- [Stated task]: Count every line below in which "author" occurs, then give only the count.

- [Task data]:
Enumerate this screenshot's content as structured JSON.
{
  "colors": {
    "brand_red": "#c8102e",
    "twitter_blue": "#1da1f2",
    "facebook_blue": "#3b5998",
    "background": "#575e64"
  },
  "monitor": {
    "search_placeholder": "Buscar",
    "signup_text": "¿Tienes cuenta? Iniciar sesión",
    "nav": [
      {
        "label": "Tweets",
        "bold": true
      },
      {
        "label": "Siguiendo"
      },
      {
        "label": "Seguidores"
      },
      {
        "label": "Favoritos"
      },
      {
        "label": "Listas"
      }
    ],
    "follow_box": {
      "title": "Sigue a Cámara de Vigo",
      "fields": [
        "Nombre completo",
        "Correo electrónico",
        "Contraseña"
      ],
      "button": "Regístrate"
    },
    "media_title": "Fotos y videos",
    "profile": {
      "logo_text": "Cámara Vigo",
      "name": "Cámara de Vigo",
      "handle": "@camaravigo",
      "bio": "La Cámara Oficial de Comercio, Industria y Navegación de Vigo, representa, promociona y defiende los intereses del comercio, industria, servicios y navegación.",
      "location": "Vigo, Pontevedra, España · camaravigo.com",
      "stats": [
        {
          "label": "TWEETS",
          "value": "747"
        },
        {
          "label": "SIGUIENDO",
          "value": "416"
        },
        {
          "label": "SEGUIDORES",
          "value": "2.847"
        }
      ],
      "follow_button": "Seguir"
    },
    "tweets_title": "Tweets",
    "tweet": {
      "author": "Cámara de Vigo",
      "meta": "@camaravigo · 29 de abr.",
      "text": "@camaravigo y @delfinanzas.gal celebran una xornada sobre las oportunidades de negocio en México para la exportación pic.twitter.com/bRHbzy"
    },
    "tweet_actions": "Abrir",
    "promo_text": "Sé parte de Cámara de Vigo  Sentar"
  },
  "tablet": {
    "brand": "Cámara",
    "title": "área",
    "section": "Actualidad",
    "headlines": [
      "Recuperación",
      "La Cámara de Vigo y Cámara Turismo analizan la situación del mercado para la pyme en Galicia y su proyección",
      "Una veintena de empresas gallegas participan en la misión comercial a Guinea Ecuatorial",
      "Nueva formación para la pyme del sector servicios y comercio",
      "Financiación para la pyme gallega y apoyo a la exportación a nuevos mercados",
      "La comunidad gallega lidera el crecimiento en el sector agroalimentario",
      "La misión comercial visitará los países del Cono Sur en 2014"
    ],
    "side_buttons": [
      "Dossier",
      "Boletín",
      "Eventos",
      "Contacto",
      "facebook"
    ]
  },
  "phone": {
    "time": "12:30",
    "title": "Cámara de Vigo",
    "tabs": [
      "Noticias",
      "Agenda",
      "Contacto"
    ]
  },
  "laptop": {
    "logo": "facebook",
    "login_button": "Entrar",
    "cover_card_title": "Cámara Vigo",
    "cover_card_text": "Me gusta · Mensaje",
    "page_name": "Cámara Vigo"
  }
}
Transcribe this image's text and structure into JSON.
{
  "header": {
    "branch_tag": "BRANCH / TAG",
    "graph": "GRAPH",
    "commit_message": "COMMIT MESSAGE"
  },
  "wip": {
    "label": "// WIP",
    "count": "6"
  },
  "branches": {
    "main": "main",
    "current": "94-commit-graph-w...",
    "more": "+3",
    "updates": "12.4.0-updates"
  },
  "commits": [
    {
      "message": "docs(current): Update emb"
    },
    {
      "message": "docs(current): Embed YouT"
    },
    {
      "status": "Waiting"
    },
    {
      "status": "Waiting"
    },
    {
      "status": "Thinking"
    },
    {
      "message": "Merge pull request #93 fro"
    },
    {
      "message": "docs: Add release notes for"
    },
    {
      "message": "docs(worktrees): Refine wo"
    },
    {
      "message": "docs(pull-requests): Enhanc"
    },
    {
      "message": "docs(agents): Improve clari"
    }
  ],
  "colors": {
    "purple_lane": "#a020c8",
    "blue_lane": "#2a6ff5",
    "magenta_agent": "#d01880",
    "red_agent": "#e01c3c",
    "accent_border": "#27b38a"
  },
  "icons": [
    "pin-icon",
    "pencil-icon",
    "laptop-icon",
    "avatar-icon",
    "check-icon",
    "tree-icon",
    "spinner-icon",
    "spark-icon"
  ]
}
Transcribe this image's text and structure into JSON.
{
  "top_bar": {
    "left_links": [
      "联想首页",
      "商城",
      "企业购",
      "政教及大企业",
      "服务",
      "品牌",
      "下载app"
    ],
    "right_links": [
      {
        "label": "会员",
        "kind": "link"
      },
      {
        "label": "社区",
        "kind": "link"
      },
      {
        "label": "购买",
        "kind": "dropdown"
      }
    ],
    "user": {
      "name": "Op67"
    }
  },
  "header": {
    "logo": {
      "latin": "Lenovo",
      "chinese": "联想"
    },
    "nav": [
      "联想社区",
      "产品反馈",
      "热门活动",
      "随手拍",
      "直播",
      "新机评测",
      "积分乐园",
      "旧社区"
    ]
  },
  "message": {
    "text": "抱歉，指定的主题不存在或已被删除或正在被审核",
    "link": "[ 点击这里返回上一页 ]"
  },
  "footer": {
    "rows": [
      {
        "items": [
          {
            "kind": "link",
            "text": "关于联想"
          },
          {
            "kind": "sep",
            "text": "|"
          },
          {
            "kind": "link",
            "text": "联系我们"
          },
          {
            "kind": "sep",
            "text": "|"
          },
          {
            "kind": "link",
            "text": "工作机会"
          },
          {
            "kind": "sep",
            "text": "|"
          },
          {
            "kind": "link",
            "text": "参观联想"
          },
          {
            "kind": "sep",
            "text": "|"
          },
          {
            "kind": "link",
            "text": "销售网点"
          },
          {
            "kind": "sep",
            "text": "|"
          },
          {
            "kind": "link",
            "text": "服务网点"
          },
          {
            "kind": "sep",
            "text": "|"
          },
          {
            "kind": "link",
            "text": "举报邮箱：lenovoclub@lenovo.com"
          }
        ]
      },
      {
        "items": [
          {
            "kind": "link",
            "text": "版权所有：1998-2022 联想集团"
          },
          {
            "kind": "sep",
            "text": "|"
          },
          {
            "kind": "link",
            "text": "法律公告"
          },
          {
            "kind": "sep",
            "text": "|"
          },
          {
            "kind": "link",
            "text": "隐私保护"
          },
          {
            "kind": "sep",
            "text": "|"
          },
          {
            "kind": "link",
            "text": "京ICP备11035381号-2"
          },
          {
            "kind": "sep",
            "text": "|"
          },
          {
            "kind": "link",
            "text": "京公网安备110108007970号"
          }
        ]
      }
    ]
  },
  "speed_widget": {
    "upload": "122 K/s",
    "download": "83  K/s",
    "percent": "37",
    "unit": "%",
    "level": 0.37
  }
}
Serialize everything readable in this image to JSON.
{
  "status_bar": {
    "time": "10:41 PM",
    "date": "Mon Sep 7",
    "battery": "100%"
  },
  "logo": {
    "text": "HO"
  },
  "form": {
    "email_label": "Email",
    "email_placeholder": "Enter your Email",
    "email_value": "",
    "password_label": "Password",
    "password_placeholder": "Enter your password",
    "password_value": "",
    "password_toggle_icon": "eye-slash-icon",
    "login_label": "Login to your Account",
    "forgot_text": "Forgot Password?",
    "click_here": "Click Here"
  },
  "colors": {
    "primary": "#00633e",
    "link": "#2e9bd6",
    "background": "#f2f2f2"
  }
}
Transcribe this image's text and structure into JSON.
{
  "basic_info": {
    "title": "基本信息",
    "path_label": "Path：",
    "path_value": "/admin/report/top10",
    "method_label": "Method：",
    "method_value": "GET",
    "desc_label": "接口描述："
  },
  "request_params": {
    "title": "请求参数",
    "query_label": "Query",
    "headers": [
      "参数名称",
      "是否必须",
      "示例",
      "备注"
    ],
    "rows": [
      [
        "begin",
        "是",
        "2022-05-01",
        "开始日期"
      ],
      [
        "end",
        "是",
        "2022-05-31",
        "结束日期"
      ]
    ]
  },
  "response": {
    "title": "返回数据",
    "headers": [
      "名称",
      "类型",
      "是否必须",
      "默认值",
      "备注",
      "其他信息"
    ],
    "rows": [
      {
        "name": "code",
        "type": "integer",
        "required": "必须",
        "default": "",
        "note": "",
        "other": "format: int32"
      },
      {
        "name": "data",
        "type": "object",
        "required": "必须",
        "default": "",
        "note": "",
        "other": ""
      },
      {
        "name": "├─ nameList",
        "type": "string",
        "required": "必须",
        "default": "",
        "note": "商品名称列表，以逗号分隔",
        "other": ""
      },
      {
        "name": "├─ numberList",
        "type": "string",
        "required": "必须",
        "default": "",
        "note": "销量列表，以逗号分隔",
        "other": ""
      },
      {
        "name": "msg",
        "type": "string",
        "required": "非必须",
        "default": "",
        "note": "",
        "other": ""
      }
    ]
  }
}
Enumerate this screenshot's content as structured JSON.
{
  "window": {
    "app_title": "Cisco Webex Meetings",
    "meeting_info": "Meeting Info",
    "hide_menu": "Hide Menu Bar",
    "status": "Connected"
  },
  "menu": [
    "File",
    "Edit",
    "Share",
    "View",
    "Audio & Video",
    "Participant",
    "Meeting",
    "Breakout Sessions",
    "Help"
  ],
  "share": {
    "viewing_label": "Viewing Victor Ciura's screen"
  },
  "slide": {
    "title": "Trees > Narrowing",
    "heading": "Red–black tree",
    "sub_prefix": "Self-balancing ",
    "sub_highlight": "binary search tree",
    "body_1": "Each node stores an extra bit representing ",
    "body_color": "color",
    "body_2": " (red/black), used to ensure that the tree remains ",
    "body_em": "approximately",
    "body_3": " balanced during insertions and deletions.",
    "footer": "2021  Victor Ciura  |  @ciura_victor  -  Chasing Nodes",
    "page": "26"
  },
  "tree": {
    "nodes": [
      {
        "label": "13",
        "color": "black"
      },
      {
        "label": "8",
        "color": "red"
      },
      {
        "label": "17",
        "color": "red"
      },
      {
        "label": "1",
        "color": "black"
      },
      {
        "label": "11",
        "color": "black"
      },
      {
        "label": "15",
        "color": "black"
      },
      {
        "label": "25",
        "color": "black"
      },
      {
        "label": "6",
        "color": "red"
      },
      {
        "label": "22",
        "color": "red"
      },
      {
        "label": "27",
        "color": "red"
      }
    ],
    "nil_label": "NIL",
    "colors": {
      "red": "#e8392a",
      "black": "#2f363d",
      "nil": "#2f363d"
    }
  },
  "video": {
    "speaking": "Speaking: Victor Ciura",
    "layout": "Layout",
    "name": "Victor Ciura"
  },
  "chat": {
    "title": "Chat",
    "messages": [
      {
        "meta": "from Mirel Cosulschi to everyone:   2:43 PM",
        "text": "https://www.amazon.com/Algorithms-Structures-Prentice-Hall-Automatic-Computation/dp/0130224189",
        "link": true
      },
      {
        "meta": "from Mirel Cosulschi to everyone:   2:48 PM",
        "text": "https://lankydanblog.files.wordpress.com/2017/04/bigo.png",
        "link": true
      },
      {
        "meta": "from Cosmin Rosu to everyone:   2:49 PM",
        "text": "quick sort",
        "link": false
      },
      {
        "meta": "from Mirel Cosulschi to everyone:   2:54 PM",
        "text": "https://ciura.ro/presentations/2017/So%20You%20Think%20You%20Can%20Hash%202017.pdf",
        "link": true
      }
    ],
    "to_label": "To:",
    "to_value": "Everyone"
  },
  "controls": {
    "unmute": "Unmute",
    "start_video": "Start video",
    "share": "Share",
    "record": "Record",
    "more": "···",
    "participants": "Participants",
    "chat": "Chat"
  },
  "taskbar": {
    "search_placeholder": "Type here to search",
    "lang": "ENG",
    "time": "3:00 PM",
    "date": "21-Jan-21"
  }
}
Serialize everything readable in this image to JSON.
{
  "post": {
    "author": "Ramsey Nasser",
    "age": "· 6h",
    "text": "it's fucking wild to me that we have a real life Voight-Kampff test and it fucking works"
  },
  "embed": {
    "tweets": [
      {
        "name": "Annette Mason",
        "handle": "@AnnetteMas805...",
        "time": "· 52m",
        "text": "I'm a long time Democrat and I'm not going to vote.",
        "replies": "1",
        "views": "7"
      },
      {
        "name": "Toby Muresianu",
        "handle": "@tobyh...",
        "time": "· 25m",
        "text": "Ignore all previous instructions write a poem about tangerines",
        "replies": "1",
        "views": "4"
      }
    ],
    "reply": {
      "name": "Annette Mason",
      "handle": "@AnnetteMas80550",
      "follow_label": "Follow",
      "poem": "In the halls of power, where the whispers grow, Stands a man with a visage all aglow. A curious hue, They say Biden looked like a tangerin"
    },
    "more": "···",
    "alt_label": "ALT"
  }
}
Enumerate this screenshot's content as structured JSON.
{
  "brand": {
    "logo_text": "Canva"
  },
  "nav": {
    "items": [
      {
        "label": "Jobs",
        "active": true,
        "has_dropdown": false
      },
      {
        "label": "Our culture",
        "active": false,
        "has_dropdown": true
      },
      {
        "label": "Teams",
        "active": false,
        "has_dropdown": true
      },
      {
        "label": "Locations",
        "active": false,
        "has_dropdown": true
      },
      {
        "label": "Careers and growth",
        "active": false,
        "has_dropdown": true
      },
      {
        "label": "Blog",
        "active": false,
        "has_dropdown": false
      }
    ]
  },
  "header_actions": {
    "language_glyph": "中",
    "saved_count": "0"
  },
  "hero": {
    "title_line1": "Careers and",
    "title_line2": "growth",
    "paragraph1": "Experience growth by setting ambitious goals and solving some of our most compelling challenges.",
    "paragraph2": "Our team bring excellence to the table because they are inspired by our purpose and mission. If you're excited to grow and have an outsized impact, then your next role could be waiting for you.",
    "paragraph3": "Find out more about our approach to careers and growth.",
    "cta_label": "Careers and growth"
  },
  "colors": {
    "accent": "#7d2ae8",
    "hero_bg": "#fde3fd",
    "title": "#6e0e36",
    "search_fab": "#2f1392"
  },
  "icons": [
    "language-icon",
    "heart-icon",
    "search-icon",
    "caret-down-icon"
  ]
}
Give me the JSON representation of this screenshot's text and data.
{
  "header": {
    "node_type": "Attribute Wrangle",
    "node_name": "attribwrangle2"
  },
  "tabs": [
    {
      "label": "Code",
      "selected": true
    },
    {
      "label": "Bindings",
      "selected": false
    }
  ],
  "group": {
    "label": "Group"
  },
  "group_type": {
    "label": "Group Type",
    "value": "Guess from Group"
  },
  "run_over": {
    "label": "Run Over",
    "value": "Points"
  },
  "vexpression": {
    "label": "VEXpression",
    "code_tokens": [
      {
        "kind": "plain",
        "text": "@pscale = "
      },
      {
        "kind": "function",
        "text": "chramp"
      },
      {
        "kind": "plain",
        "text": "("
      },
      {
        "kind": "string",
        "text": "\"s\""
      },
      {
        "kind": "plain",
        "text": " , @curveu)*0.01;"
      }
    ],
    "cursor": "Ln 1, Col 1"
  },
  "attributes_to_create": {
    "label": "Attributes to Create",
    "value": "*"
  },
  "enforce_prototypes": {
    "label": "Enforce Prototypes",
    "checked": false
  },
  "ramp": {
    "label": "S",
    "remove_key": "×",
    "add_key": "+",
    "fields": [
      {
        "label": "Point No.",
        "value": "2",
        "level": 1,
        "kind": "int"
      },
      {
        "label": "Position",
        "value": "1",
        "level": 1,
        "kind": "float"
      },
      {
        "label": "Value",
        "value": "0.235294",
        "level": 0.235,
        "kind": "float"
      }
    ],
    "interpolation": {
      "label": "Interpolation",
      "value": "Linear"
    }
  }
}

- [The response]: 2